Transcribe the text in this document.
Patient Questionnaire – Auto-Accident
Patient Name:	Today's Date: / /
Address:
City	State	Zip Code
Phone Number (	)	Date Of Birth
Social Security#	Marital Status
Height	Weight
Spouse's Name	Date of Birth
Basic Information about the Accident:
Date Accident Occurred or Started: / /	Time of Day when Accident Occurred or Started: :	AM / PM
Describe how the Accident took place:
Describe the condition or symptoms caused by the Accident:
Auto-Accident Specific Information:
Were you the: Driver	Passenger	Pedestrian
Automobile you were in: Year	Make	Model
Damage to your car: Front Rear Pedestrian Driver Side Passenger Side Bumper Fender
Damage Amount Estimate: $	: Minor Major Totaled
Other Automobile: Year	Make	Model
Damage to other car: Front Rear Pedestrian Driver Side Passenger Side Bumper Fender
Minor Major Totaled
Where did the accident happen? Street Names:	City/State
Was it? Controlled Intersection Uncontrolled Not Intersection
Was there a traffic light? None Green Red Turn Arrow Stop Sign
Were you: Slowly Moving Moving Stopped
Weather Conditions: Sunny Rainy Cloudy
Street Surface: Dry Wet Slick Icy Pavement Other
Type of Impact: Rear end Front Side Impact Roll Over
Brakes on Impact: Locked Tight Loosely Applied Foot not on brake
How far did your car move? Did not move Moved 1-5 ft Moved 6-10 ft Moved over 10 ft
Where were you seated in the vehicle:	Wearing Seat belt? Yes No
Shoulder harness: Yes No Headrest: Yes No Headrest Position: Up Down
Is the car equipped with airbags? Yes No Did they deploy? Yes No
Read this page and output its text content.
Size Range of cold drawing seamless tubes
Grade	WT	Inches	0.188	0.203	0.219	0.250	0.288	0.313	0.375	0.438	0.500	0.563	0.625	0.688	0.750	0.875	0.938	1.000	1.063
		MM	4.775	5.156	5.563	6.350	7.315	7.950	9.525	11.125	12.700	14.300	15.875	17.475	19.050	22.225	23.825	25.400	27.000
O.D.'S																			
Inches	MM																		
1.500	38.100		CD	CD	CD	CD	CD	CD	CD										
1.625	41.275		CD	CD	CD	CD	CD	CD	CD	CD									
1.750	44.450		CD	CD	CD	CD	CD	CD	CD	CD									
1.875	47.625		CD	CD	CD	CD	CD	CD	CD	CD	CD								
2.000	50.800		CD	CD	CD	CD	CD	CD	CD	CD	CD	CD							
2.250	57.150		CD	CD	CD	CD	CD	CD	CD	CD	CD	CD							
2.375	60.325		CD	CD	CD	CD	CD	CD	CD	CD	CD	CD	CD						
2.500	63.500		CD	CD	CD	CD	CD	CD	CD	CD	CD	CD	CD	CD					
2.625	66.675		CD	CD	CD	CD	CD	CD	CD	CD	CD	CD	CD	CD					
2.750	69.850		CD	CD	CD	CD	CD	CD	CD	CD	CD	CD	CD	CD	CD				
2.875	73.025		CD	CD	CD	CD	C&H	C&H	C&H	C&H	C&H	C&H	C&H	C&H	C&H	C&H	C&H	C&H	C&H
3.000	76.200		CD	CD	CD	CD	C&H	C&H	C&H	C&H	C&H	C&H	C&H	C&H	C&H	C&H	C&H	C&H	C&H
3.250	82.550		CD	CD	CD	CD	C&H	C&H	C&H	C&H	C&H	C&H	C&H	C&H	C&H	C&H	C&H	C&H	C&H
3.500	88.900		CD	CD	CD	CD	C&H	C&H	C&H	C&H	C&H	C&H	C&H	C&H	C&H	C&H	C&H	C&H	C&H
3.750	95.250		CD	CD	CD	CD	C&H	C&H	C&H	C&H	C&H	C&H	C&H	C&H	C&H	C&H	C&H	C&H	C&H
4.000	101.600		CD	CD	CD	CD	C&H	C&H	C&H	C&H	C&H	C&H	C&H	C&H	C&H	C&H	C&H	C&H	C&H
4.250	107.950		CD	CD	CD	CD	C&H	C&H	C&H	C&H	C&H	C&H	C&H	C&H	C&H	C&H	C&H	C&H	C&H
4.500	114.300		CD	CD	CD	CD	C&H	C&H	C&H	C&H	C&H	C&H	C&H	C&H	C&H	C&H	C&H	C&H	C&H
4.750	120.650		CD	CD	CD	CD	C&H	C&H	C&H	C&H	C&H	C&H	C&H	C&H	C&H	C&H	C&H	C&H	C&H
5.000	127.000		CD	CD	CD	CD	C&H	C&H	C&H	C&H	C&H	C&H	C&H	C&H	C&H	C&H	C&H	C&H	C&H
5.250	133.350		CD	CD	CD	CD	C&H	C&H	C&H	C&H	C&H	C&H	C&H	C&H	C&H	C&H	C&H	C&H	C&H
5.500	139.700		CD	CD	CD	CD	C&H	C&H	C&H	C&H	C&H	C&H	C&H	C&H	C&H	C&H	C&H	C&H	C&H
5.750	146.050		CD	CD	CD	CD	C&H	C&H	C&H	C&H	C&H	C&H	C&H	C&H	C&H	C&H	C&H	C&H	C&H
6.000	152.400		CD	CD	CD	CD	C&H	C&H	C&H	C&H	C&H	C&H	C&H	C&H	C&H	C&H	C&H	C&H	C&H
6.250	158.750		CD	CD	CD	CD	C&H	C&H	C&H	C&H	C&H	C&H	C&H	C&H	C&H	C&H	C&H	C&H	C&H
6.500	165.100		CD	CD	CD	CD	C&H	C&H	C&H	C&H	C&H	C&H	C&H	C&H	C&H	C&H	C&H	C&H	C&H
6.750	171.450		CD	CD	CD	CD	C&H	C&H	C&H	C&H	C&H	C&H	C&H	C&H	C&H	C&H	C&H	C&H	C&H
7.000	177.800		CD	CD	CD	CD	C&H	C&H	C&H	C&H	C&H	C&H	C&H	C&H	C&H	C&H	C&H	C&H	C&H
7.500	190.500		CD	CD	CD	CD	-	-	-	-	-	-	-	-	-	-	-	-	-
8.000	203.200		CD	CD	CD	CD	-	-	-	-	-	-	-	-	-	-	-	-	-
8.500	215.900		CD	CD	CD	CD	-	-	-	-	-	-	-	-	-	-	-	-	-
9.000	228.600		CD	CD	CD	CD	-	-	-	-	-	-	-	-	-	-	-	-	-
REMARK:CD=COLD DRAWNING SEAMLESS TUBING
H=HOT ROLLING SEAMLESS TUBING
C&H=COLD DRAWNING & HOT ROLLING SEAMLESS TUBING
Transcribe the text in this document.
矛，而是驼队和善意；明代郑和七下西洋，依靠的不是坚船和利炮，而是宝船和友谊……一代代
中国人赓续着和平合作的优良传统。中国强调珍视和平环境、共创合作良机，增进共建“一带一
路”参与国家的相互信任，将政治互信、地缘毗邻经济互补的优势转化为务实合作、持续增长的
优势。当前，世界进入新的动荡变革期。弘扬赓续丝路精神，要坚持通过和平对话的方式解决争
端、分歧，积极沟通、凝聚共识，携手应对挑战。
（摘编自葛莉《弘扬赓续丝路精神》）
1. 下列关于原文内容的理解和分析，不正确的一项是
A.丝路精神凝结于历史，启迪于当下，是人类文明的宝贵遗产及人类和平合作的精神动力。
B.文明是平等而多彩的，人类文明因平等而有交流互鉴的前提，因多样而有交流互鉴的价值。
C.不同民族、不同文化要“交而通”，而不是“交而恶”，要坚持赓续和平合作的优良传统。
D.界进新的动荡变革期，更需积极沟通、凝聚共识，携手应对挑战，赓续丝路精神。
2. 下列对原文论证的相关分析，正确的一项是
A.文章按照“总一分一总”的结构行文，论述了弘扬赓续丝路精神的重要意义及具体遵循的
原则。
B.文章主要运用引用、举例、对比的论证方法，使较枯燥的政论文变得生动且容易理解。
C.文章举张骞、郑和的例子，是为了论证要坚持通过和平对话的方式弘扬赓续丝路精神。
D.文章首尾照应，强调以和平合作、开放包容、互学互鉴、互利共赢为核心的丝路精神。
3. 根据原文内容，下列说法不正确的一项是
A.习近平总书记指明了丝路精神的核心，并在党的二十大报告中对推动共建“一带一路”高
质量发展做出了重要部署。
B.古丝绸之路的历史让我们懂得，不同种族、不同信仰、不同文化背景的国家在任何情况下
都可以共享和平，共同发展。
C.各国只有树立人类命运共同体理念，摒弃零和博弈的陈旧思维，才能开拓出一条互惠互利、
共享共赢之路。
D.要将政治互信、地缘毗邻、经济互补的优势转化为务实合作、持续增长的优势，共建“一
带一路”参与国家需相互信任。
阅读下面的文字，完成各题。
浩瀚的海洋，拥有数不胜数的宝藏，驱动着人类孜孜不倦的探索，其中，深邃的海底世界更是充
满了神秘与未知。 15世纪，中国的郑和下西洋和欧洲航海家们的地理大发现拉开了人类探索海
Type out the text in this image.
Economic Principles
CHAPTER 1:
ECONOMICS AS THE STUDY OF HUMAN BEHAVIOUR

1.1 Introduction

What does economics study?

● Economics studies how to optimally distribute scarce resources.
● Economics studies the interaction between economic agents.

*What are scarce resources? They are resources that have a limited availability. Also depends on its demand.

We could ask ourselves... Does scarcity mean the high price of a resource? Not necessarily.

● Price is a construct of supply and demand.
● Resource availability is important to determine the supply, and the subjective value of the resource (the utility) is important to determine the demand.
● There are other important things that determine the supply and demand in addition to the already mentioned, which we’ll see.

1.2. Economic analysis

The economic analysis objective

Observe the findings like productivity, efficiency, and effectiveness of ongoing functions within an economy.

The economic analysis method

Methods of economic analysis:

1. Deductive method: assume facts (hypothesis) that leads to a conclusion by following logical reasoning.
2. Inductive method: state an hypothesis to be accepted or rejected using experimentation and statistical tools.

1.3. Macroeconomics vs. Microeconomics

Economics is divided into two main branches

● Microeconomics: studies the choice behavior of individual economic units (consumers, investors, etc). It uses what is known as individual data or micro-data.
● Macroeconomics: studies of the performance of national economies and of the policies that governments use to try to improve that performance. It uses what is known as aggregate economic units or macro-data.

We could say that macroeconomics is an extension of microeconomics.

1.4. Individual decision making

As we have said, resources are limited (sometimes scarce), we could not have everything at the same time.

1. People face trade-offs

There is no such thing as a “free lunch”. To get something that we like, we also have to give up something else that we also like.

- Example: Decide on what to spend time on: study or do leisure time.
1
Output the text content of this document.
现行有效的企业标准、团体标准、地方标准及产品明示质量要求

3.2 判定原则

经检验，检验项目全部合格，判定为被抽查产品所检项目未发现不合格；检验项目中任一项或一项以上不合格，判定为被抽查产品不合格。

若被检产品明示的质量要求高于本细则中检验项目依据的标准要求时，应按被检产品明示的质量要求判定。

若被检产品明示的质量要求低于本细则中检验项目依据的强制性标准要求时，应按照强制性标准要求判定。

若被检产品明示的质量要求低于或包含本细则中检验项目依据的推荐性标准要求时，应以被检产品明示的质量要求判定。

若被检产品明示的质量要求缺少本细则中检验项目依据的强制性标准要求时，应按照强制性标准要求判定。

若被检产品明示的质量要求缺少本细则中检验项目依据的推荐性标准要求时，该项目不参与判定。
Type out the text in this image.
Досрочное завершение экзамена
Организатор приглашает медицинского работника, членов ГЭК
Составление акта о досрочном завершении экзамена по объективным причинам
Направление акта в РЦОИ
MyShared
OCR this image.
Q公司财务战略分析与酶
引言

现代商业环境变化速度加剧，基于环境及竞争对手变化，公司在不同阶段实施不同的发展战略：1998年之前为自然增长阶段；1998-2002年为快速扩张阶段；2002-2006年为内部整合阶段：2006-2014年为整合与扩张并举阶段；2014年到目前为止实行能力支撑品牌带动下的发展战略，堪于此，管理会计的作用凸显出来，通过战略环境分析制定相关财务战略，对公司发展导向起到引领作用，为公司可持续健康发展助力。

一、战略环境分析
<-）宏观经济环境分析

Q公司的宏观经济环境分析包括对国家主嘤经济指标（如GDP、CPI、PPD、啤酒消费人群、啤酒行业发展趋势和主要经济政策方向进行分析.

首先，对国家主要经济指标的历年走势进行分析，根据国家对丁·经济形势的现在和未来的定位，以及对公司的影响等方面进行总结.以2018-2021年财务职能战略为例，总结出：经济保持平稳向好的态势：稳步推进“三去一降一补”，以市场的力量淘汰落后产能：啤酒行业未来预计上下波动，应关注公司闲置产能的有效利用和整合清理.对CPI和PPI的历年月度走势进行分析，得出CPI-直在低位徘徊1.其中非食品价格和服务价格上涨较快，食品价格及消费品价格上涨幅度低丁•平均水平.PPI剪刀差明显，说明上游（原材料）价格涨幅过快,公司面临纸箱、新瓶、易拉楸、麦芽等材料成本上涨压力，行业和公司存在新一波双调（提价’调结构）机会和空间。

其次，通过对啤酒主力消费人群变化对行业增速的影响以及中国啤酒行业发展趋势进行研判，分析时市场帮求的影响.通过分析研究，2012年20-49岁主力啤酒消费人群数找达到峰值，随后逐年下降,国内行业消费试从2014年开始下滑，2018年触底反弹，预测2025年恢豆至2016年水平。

## TO BE DONE
The records are above. How many lines in them contain the word "Front"? Give the number alone.

## CORRECT OUTPUT
3